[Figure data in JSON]
----

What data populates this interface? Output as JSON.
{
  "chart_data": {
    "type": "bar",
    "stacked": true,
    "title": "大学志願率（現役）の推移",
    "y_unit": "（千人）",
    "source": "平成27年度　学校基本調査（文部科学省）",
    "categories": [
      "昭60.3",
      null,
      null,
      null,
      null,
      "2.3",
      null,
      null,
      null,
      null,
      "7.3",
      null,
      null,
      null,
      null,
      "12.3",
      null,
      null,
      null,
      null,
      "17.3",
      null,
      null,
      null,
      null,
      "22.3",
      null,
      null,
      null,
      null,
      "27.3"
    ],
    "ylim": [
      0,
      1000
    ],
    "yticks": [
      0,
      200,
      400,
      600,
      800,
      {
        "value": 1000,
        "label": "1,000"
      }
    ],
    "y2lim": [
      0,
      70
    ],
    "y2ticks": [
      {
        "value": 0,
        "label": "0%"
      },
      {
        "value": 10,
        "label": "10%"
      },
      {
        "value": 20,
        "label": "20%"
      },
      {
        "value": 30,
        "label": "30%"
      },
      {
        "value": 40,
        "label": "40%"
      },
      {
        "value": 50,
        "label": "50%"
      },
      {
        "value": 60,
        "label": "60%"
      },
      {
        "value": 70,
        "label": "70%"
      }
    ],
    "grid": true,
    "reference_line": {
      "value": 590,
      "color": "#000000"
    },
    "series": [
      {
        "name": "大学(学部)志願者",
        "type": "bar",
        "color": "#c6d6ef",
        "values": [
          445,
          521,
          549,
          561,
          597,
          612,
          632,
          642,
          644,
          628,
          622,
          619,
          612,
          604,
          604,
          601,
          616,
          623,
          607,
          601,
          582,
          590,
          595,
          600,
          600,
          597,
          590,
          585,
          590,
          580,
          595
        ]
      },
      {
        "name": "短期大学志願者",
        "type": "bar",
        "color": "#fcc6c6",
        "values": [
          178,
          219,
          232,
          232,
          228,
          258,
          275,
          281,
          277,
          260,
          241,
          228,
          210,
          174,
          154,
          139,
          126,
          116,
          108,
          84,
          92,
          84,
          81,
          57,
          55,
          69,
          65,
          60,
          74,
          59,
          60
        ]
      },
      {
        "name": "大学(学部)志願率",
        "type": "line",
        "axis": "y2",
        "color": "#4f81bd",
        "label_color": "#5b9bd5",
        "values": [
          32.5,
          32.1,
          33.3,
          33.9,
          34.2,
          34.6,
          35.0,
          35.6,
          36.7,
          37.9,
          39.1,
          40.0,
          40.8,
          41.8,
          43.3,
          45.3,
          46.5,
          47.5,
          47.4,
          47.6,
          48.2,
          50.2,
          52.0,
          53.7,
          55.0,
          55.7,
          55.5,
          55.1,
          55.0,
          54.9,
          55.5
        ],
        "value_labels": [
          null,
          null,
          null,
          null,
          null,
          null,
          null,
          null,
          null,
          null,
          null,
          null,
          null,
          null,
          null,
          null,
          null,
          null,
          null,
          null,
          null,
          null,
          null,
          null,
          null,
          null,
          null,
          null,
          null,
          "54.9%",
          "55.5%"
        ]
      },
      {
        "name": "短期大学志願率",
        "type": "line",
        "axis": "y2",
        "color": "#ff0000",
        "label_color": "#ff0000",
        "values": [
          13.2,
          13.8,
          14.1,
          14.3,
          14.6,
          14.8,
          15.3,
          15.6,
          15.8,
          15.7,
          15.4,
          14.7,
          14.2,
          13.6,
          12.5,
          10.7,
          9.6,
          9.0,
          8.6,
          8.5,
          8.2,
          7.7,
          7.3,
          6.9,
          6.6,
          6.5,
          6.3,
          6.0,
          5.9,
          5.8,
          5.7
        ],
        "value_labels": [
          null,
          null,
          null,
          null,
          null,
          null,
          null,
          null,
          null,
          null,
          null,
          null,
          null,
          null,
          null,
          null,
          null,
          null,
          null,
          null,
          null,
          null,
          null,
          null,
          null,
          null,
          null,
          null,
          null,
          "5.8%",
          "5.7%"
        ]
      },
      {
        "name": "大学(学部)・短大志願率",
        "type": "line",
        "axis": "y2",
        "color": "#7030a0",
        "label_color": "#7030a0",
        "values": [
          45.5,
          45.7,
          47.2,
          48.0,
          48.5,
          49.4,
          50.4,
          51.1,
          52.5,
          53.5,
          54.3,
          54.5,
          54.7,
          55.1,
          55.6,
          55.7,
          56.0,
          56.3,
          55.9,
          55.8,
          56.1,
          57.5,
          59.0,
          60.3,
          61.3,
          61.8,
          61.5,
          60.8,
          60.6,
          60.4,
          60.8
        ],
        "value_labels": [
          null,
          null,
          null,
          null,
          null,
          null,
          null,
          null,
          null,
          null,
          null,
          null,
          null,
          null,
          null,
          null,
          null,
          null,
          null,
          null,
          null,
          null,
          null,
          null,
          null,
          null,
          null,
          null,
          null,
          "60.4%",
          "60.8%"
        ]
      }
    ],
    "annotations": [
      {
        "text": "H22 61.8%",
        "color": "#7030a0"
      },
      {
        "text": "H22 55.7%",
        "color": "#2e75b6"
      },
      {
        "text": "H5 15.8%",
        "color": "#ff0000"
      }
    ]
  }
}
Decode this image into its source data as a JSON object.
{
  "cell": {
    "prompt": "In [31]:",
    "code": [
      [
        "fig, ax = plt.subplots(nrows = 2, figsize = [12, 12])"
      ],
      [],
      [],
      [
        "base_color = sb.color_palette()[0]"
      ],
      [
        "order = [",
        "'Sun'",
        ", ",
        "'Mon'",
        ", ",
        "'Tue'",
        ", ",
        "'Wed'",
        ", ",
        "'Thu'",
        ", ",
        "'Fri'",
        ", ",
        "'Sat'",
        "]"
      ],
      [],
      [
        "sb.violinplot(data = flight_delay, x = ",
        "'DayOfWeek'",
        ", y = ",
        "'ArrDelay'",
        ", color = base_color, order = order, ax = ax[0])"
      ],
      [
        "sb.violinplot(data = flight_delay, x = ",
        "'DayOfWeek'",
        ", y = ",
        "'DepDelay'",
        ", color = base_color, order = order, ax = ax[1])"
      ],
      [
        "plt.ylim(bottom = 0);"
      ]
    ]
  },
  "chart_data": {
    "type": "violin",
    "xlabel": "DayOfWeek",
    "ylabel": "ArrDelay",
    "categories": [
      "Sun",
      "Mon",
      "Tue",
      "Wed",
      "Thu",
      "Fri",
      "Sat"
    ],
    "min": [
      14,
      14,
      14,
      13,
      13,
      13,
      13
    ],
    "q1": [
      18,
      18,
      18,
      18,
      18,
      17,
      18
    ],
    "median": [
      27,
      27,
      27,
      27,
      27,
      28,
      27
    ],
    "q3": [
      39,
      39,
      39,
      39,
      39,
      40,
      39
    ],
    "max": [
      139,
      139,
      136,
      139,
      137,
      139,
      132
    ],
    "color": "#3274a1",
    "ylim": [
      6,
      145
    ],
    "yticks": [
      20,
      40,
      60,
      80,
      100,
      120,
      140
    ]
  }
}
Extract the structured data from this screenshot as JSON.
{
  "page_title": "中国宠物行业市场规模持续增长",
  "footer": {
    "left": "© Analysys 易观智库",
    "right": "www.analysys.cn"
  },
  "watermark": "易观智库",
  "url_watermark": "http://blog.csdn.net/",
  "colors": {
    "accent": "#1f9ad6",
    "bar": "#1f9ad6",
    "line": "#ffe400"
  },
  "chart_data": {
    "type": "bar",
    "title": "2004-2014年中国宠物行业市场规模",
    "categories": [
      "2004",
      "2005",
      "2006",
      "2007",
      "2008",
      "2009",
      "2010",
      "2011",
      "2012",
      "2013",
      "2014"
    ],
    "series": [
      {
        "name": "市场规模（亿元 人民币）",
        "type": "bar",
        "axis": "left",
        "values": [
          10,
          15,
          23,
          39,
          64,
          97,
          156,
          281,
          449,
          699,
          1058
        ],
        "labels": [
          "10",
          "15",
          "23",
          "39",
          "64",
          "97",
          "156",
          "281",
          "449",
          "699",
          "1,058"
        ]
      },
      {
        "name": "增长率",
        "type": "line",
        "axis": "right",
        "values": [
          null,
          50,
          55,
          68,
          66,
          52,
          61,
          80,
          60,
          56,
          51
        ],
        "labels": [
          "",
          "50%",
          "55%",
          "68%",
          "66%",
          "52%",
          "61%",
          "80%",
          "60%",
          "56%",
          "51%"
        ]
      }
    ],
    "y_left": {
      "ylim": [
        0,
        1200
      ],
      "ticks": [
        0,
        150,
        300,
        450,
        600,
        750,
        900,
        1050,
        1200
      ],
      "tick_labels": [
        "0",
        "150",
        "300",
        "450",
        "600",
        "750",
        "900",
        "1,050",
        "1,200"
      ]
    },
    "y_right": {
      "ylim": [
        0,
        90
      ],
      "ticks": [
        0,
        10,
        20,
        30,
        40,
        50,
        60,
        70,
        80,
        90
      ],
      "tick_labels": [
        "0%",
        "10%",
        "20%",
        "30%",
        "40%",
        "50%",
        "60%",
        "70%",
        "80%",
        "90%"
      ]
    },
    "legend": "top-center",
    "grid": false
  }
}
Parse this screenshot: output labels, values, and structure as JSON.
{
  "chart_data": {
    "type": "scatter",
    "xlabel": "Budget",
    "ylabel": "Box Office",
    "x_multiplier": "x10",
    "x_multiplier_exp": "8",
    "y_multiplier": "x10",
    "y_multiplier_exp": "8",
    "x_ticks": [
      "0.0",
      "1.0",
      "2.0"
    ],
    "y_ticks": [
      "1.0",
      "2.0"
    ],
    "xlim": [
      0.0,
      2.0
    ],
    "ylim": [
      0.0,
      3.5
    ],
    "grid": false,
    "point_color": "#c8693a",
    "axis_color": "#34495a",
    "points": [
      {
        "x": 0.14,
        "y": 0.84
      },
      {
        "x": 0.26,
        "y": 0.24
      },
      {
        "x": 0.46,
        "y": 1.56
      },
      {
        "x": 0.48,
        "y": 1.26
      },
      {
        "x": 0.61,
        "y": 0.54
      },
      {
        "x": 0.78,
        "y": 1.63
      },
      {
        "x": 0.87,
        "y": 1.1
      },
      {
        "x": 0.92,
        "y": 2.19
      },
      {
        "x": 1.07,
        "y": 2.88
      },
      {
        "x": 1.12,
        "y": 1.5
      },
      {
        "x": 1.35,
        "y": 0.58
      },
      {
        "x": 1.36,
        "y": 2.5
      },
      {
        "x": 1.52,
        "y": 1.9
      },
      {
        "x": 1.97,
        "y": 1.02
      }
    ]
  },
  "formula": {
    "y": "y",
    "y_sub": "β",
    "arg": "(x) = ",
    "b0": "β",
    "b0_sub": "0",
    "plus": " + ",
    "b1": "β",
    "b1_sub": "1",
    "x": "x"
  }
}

----

Aim:
In the entries above, find each line with the word "this" and copy it.

Task solution:
What data populates this interface? Output as JSON.
Decode this image into its source data as a JSON object.
Extract the structured data from this screenshot as JSON.
Parse this screenshot: output labels, values, and structure as JSON.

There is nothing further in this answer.